[Challenge]: Reproduce the records exactly.

Raw records
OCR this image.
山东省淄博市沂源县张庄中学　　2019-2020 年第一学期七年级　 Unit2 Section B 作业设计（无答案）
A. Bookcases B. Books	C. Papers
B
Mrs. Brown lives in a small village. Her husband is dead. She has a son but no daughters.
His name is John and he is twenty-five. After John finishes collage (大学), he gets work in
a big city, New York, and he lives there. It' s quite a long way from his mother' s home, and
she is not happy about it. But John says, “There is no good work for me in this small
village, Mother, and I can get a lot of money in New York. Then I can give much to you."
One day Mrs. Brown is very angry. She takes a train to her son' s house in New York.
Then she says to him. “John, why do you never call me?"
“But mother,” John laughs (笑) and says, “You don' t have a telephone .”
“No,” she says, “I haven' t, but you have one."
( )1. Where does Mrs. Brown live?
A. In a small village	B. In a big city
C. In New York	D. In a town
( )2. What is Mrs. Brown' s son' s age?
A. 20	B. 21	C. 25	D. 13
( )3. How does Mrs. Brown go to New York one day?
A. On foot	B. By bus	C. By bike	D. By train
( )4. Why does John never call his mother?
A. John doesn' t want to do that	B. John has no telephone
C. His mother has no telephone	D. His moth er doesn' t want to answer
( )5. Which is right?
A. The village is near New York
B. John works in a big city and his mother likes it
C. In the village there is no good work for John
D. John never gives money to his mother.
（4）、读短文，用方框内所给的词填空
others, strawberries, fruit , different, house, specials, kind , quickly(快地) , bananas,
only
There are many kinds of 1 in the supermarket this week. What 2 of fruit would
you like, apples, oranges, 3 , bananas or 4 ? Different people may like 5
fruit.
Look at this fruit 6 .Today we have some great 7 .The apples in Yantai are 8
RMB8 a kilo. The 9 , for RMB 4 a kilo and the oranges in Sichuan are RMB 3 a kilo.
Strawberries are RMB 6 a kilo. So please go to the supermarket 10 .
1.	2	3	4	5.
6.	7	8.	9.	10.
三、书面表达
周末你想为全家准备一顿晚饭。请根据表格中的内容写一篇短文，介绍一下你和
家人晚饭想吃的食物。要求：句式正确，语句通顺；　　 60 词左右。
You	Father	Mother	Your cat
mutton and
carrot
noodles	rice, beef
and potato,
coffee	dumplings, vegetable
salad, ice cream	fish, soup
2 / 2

[Response]:
OCR this image.
山东省淄博市沂源县张庄中学　　2019-2020 年第一学期七年级　 Unit2 Section B 作业设计（无答案）
A. Bookcases B. Books	C. Papers
B
Mrs. Brown lives in a small village. Her husband is dead. She has a son but no daughters.
His name is John and he is twenty-five. After John finishes collage (大学), he gets work in
a big city, New York, and he lives there. It' s quite a long way from his mother' s home, and
she is not happy about it. But John says, “There is no good work for me in this small
village, Mother, and I can get a lot of money in New York. Then I can give much to you."
One day Mrs. Brown is very angry. She takes a train to her son' s house in New York.
Then she says to him. “John, why do you never call me?"
“But mother,” John laughs (笑) and says, “You don' t have a telephone .”
“No,” she says, “I haven' t, but you have one."
( )1. Where does Mrs. Brown live?
A. In a small village	B. In a big city
C. In New York	D. In a town
( )2. What is Mrs. Brown' s son' s age?
A. 20	B. 21	C. 25	D. 13
( )3. How does Mrs. Brown go to New York one day?
A. On foot	B. By bus	C. By bike	D. By train
( )4. Why does John never call his mother?
A. John doesn' t want to do that	B. John has no telephone
C. His mother has no telephone	D. His moth er doesn' t want to answer
( )5. Which is right?
A. The village is near New York
B. John works in a big city and his mother likes it
C. In the village there is no good work for John
D. John never gives money to his mother.
（4）、读短文，用方框内所给的词填空
others, strawberries, fruit , different, house, specials, kind , quickly(快地) , bananas,
only
There are many kinds of 1 in the supermarket this week. What 2 of fruit would
you like, apples, oranges, 3 , bananas or 4 ? Different people may like 5
fruit.
Look at this fruit 6 .Today we have some great 7 .The apples in Yantai are 8
RMB8 a kilo. The 9 , for RMB 4 a kilo and the oranges in Sichuan are RMB 3 a kilo.
Strawberries are RMB 6 a kilo. So please go to the supermarket 10 .
1.	2	3	4	5.
6.	7	8.	9.	10.
三、书面表达
周末你想为全家准备一顿晚饭。请根据表格中的内容写一篇短文，介绍一下你和
家人晚饭想吃的食物。要求：句式正确，语句通顺；　　 60 词左右。
You	Father	Mother	Your cat
mutton and
carrot
noodles	rice, beef
and potato,
coffee	dumplings, vegetable
salad, ice cream	fish, soup
2 / 2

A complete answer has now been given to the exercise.